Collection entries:
++++++

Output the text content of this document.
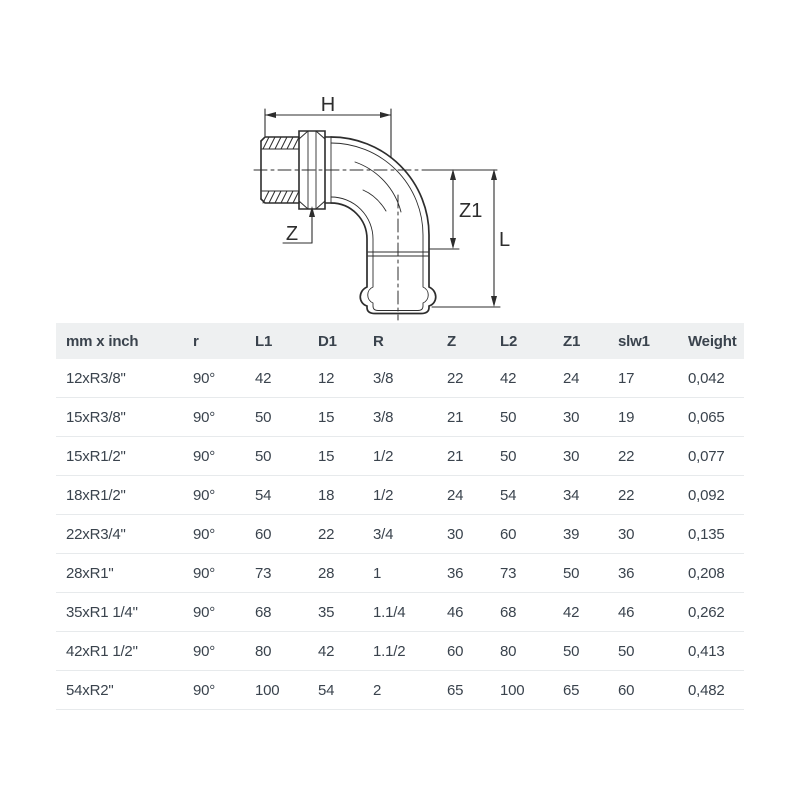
H
Z
Z1
L
mm x inch	r	L1	D1	R	Z	L2	Z1	slw1	Weight
12xR3/8"	90°	42	12	3/8	22	42	24	17	0,042
15xR3/8"	90°	50	15	3/8	21	50	30	19	0,065
15xR1/2"	90°	50	15	1/2	21	50	30	22	0,077
18xR1/2"	90°	54	18	1/2	24	54	34	22	0,092
22xR3/4"	90°	60	22	3/4	30	60	39	30	0,135
28xR1"	90°	73	28	1	36	73	50	36	0,208
35xR1 1/4"	90°	68	35	1.1/4	46	68	42	46	0,262
42xR1 1/2"	90°	80	42	1.1/2	60	80	50	50	0,413
54xR2"	90°	100	54	2	65	100	65	60	0,482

++++++

* [EXERCISE PROMPT] Transcribe the whole listing exactly. Pictures stay out of your copy.

* [IN RESPONSE]
Output the text content of this document.
H
Z
Z1
L
mm x inch	r	L1	D1	R	Z	L2	Z1	slw1	Weight
12xR3/8"	90°	42	12	3/8	22	42	24	17	0,042
15xR3/8"	90°	50	15	3/8	21	50	30	19	0,065
15xR1/2"	90°	50	15	1/2	21	50	30	22	0,077
18xR1/2"	90°	54	18	1/2	24	54	34	22	0,092
22xR3/4"	90°	60	22	3/4	30	60	39	30	0,135
28xR1"	90°	73	28	1	36	73	50	36	0,208
35xR1 1/4"	90°	68	35	1.1/4	46	68	42	46	0,262
42xR1 1/2"	90°	80	42	1.1/2	60	80	50	50	0,413
54xR2"	90°	100	54	2	65	100	65	60	0,482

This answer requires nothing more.